**The request**
Across the entries below, count the lines in which the word "title" occurs. Reply with the count alone.

[Figure contents as structured data]
┄┄┄┄┄┄┄┄┄┄

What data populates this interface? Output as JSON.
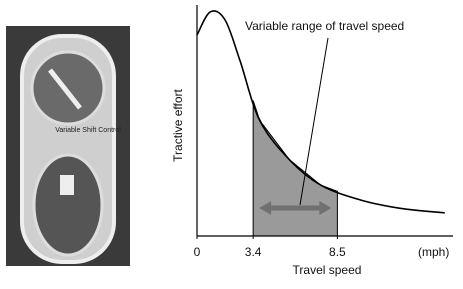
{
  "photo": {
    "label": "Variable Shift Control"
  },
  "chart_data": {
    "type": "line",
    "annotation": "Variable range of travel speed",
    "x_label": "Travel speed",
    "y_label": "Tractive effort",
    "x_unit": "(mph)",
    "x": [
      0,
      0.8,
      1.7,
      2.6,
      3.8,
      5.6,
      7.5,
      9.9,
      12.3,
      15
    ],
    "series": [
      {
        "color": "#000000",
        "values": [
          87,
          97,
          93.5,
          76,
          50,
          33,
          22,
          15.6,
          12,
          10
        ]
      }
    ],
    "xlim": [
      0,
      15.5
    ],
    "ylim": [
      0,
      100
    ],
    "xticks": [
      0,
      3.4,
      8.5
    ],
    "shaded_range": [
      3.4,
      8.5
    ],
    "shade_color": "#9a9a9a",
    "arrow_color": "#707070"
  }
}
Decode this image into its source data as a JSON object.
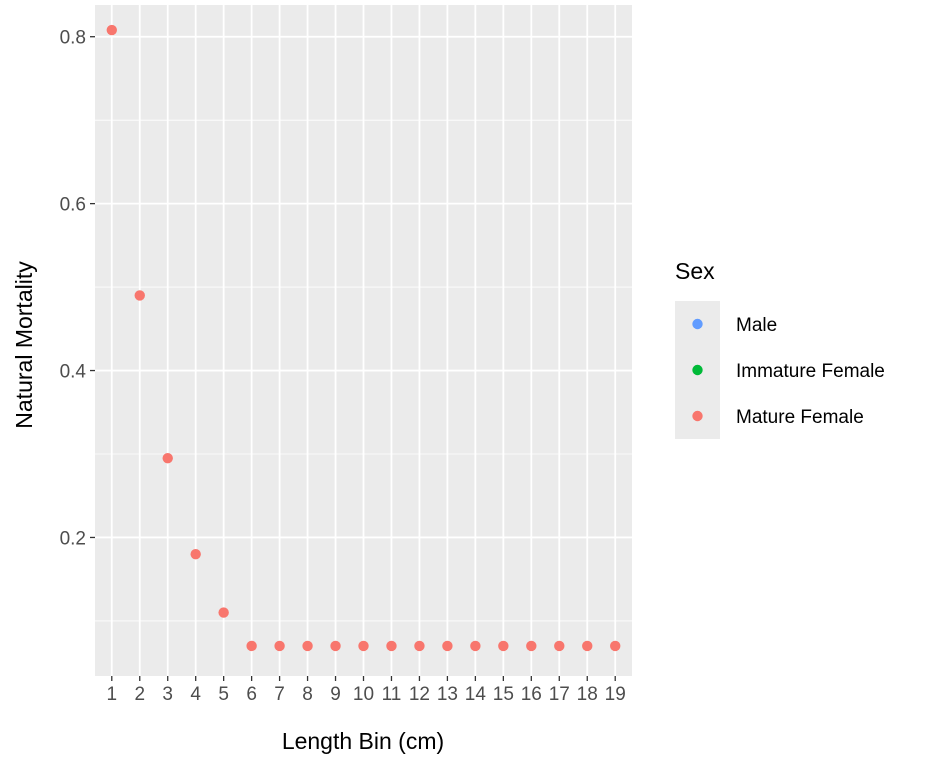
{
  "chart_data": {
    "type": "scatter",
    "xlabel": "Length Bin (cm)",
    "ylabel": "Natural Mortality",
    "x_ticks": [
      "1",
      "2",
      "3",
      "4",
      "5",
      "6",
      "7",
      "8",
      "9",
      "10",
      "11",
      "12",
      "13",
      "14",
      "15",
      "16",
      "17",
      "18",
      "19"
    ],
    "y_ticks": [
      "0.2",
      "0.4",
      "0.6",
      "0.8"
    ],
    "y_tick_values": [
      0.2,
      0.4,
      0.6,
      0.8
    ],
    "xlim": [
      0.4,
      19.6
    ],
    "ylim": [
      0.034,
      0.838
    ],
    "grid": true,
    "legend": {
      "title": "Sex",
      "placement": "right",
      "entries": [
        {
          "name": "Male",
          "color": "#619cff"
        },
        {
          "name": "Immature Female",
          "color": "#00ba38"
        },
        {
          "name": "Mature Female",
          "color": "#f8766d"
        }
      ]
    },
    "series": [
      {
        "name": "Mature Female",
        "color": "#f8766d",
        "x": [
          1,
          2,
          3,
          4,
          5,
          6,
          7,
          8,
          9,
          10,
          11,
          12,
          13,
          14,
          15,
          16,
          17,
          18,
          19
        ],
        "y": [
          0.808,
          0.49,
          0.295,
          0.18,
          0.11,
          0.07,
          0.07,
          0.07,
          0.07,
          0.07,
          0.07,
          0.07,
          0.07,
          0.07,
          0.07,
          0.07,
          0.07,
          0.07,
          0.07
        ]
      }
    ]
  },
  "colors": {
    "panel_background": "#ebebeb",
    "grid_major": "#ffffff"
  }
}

┄┄┄┄┄┄┄┄┄┄

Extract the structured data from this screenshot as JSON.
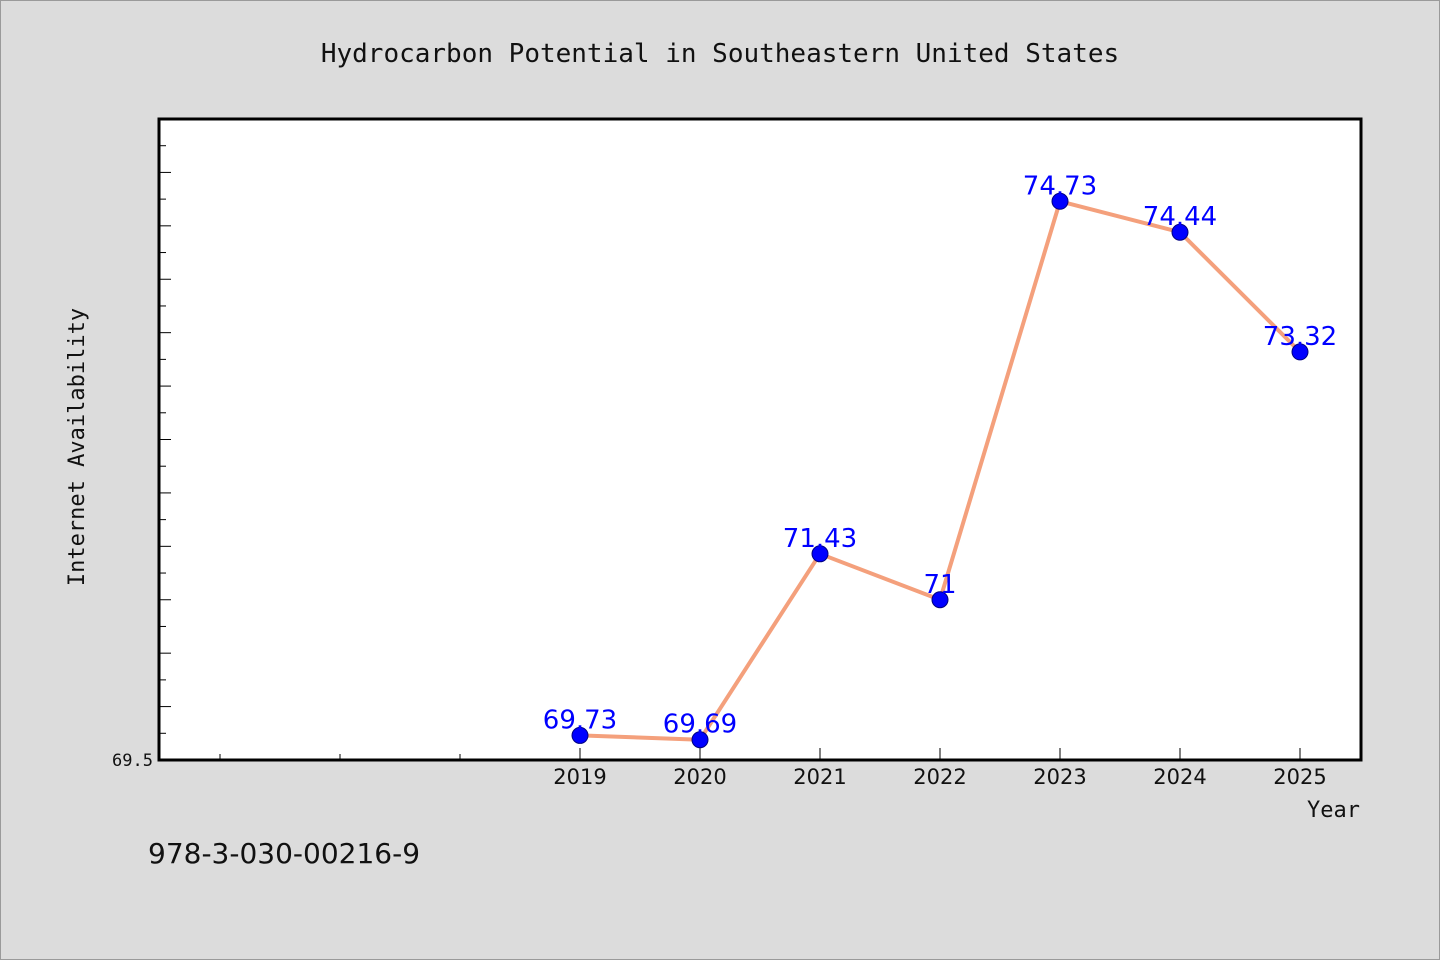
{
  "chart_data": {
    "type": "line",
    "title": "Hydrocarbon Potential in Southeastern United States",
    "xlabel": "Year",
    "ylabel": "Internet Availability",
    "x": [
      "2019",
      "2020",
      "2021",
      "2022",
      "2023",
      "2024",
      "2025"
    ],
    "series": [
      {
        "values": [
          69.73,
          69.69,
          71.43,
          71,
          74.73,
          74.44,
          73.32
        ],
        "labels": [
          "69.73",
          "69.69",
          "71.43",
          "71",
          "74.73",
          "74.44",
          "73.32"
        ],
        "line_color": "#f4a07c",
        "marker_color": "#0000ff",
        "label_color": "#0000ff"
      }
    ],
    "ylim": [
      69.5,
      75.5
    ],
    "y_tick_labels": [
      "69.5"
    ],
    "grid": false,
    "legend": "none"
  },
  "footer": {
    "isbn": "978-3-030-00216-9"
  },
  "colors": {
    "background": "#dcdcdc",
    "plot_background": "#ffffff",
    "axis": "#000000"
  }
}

┄┄┄┄┄┄┄┄┄┄

**Result of this task**
2